WRITTEN INSTRUCTION:
Filter the listing below, copying every line in which the word "JSON" appears.

BEGIN DATA FOR THE TASK

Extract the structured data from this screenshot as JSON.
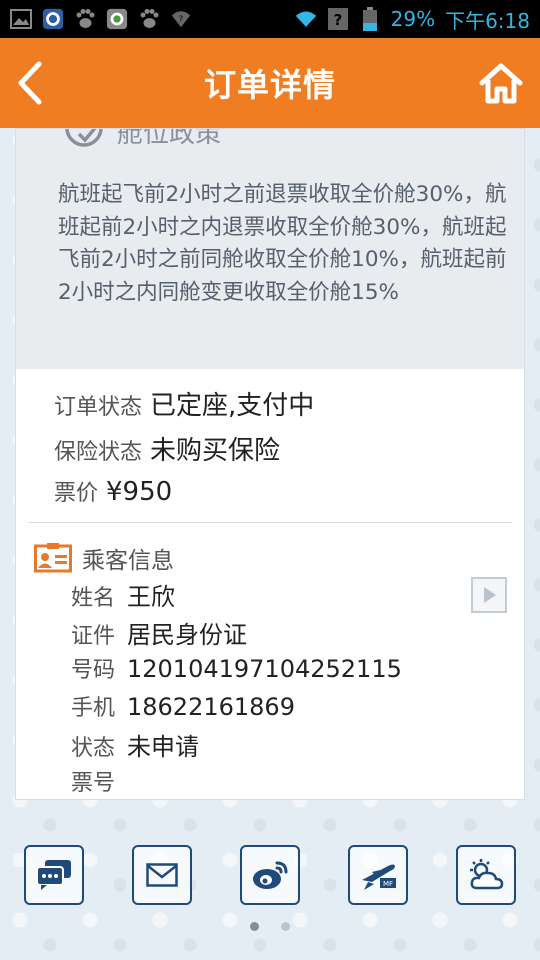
{
  "status_bar": {
    "battery": "29%",
    "time": "下午6:18"
  },
  "header": {
    "title": "订单详情"
  },
  "policy": {
    "heading": "舱位政策",
    "text": "航班起飞前2小时之前退票收取全价舱30%，航班起前2小时之内退票收取全价舱30%，航班起飞前2小时之前同舱收取全价舱10%，航班起前2小时之内同舱变更收取全价舱15%"
  },
  "order": {
    "status_label": "订单状态",
    "status_value": "已定座,支付中",
    "insurance_label": "保险状态",
    "insurance_value": "未购买保险",
    "price_label": "票价",
    "price_value": "¥950"
  },
  "passenger": {
    "title": "乘客信息",
    "name_label": "姓名",
    "name_value": "王欣",
    "id_type_label": "证件",
    "id_type_value": "居民身份证",
    "id_number_label": "号码",
    "id_number_value": "120104197104252115",
    "phone_label": "手机",
    "phone_value": "18622161869",
    "state_label": "状态",
    "state_value": "未申请",
    "ticket_label": "票号",
    "ticket_value": ""
  },
  "toolbar": {
    "icons": [
      "chat-icon",
      "mail-icon",
      "weibo-icon",
      "flight-icon",
      "weather-icon"
    ]
  },
  "pager": {
    "total": 2,
    "active": 0
  },
  "colors": {
    "header": "#f07d22",
    "accent_orange": "#e8792a",
    "toolbar_icon": "#1f4a7a",
    "status_bar_text": "#33b5e5"
  }
}
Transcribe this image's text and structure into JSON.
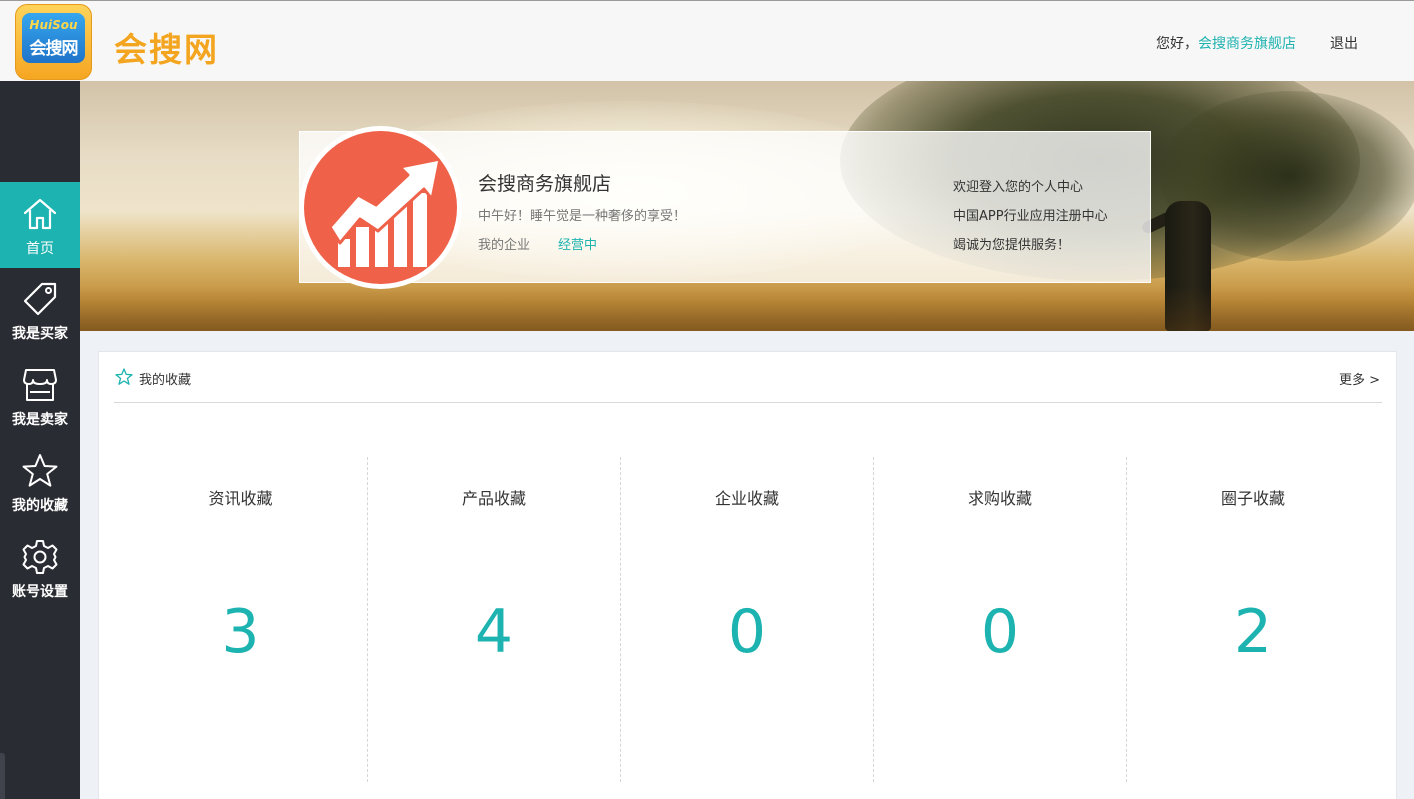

END DATA FOR THE TASK

IN RESPONSE:
Extract the structured data from this screenshot as JSON.
Transcribe this image's text and structure into JSON.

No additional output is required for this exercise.